■ **AIM**: Type the records out again in full, exactly.

■ **THE DATA**:
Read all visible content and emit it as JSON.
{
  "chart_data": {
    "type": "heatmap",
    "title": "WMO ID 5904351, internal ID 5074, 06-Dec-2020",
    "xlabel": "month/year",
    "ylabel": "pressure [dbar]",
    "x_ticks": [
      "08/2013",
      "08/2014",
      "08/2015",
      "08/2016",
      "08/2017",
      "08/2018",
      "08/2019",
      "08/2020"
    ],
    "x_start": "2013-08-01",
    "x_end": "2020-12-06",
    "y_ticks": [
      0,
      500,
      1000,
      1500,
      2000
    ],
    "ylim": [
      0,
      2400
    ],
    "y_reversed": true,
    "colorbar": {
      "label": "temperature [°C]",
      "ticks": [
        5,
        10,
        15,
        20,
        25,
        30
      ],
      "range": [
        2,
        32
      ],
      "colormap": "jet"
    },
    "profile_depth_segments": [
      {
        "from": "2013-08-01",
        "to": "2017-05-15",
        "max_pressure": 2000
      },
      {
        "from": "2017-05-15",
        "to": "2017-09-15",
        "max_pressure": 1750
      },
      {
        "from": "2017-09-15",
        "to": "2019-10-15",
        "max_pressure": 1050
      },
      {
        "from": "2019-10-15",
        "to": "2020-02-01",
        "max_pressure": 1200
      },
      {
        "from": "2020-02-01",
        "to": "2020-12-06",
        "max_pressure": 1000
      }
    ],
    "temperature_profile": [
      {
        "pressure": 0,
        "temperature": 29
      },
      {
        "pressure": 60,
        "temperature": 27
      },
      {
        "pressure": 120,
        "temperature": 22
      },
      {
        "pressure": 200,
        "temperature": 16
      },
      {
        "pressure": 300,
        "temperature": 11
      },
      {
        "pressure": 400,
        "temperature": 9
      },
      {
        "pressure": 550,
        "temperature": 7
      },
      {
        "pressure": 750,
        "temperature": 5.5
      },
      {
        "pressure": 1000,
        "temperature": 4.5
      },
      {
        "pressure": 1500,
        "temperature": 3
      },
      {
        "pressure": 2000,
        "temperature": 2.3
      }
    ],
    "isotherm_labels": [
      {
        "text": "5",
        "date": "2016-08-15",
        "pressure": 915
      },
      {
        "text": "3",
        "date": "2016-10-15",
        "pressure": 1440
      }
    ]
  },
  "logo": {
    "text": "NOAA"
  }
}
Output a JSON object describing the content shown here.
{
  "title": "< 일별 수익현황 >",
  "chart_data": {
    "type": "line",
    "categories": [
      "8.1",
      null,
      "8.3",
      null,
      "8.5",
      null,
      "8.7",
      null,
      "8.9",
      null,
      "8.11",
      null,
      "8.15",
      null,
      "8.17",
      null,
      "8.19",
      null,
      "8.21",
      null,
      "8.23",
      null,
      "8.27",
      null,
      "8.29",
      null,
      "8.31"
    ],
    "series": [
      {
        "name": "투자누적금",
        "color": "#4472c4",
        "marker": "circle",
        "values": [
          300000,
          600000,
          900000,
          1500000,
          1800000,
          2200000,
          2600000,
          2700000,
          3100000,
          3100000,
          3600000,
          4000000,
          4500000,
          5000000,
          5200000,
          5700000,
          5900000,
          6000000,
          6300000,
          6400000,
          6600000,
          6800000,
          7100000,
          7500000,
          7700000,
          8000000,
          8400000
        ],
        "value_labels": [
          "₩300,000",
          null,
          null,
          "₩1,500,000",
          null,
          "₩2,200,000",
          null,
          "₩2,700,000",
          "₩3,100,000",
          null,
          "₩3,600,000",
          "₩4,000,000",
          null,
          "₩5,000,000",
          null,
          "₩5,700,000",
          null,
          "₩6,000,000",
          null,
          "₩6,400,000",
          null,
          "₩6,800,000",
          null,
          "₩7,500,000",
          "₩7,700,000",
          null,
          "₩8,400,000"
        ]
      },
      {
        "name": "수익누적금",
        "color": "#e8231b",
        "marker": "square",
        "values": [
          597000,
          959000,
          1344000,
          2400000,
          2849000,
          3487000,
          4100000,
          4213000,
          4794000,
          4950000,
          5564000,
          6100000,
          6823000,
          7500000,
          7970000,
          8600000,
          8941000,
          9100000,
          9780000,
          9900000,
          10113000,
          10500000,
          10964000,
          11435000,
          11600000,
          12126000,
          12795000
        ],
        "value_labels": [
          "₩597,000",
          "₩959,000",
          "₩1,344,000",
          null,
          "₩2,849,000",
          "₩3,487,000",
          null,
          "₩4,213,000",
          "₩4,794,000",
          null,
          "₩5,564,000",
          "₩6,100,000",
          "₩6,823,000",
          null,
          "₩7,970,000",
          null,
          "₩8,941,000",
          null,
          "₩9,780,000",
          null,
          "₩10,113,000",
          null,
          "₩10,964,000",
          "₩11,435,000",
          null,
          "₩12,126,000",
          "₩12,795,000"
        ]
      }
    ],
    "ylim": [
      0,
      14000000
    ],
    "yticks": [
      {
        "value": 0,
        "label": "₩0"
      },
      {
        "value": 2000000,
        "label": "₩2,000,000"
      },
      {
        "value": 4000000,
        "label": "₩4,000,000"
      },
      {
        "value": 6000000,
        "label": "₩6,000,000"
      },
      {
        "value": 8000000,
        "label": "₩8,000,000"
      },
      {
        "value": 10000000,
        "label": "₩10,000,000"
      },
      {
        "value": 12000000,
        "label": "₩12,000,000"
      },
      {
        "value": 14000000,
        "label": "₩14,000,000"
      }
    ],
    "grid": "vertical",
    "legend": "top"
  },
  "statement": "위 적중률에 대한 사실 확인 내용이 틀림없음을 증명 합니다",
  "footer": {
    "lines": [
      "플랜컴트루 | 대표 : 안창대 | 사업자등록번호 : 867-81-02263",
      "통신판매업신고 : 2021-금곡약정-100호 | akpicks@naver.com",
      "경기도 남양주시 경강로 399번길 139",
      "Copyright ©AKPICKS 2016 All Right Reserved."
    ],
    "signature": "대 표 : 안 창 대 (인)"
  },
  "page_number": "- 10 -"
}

■ **CORRECT RESULT**:
Read all visible content and emit it as JSON.
{
  "chart_data": {
    "type": "heatmap",
    "title": "WMO ID 5904351, internal ID 5074, 06-Dec-2020",
    "xlabel": "month/year",
    "ylabel": "pressure [dbar]",
    "x_ticks": [
      "08/2013",
      "08/2014",
      "08/2015",
      "08/2016",
      "08/2017",
      "08/2018",
      "08/2019",
      "08/2020"
    ],
    "x_start": "2013-08-01",
    "x_end": "2020-12-06",
    "y_ticks": [
      0,
      500,
      1000,
      1500,
      2000
    ],
    "ylim": [
      0,
      2400
    ],
    "y_reversed": true,
    "colorbar": {
      "label": "temperature [°C]",
      "ticks": [
        5,
        10,
        15,
        20,
        25,
        30
      ],
      "range": [
        2,
        32
      ],
      "colormap": "jet"
    },
    "profile_depth_segments": [
      {
        "from": "2013-08-01",
        "to": "2017-05-15",
        "max_pressure": 2000
      },
      {
        "from": "2017-05-15",
        "to": "2017-09-15",
        "max_pressure": 1750
      },
      {
        "from": "2017-09-15",
        "to": "2019-10-15",
        "max_pressure": 1050
      },
      {
        "from": "2019-10-15",
        "to": "2020-02-01",
        "max_pressure": 1200
      },
      {
        "from": "2020-02-01",
        "to": "2020-12-06",
        "max_pressure": 1000
      }
    ],
    "temperature_profile": [
      {
        "pressure": 0,
        "temperature": 29
      },
      {
        "pressure": 60,
        "temperature": 27
      },
      {
        "pressure": 120,
        "temperature": 22
      },
      {
        "pressure": 200,
        "temperature": 16
      },
      {
        "pressure": 300,
        "temperature": 11
      },
      {
        "pressure": 400,
        "temperature": 9
      },
      {
        "pressure": 550,
        "temperature": 7
      },
      {
        "pressure": 750,
        "temperature": 5.5
      },
      {
        "pressure": 1000,
        "temperature": 4.5
      },
      {
        "pressure": 1500,
        "temperature": 3
      },
      {
        "pressure": 2000,
        "temperature": 2.3
      }
    ],
    "isotherm_labels": [
      {
        "text": "5",
        "date": "2016-08-15",
        "pressure": 915
      },
      {
        "text": "3",
        "date": "2016-10-15",
        "pressure": 1440
      }
    ]
  },
  "logo": {
    "text": "NOAA"
  }
}
Output a JSON object describing the content shown here.
{
  "title": "< 일별 수익현황 >",
  "chart_data": {
    "type": "line",
    "categories": [
      "8.1",
      null,
      "8.3",
      null,
      "8.5",
      null,
      "8.7",
      null,
      "8.9",
      null,
      "8.11",
      null,
      "8.15",
      null,
      "8.17",
      null,
      "8.19",
      null,
      "8.21",
      null,
      "8.23",
      null,
      "8.27",
      null,
      "8.29",
      null,
      "8.31"
    ],
    "series": [
      {
        "name": "투자누적금",
        "color": "#4472c4",
        "marker": "circle",
        "values": [
          300000,
          600000,
          900000,
          1500000,
          1800000,
          2200000,
          2600000,
          2700000,
          3100000,
          3100000,
          3600000,
          4000000,
          4500000,
          5000000,
          5200000,
          5700000,
          5900000,
          6000000,
          6300000,
          6400000,
          6600000,
          6800000,
          7100000,
          7500000,
          7700000,
          8000000,
          8400000
        ],
        "value_labels": [
          "₩300,000",
          null,
          null,
          "₩1,500,000",
          null,
          "₩2,200,000",
          null,
          "₩2,700,000",
          "₩3,100,000",
          null,
          "₩3,600,000",
          "₩4,000,000",
          null,
          "₩5,000,000",
          null,
          "₩5,700,000",
          null,
          "₩6,000,000",
          null,
          "₩6,400,000",
          null,
          "₩6,800,000",
          null,
          "₩7,500,000",
          "₩7,700,000",
          null,
          "₩8,400,000"
        ]
      },
      {
        "name": "수익누적금",
        "color": "#e8231b",
        "marker": "square",
        "values": [
          597000,
          959000,
          1344000,
          2400000,
          2849000,
          3487000,
          4100000,
          4213000,
          4794000,
          4950000,
          5564000,
          6100000,
          6823000,
          7500000,
          7970000,
          8600000,
          8941000,
          9100000,
          9780000,
          9900000,
          10113000,
          10500000,
          10964000,
          11435000,
          11600000,
          12126000,
          12795000
        ],
        "value_labels": [
          "₩597,000",
          "₩959,000",
          "₩1,344,000",
          null,
          "₩2,849,000",
          "₩3,487,000",
          null,
          "₩4,213,000",
          "₩4,794,000",
          null,
          "₩5,564,000",
          "₩6,100,000",
          "₩6,823,000",
          null,
          "₩7,970,000",
          null,
          "₩8,941,000",
          null,
          "₩9,780,000",
          null,
          "₩10,113,000",
          null,
          "₩10,964,000",
          "₩11,435,000",
          null,
          "₩12,126,000",
          "₩12,795,000"
        ]
      }
    ],
    "ylim": [
      0,
      14000000
    ],
    "yticks": [
      {
        "value": 0,
        "label": "₩0"
      },
      {
        "value": 2000000,
        "label": "₩2,000,000"
      },
      {
        "value": 4000000,
        "label": "₩4,000,000"
      },
      {
        "value": 6000000,
        "label": "₩6,000,000"
      },
      {
        "value": 8000000,
        "label": "₩8,000,000"
      },
      {
        "value": 10000000,
        "label": "₩10,000,000"
      },
      {
        "value": 12000000,
        "label": "₩12,000,000"
      },
      {
        "value": 14000000,
        "label": "₩14,000,000"
      }
    ],
    "grid": "vertical",
    "legend": "top"
  },
  "statement": "위 적중률에 대한 사실 확인 내용이 틀림없음을 증명 합니다",
  "footer": {
    "lines": [
      "플랜컴트루 | 대표 : 안창대 | 사업자등록번호 : 867-81-02263",
      "통신판매업신고 : 2021-금곡약정-100호 | akpicks@naver.com",
      "경기도 남양주시 경강로 399번길 139",
      "Copyright ©AKPICKS 2016 All Right Reserved."
    ],
    "signature": "대 표 : 안 창 대 (인)"
  },
  "page_number": "- 10 -"
}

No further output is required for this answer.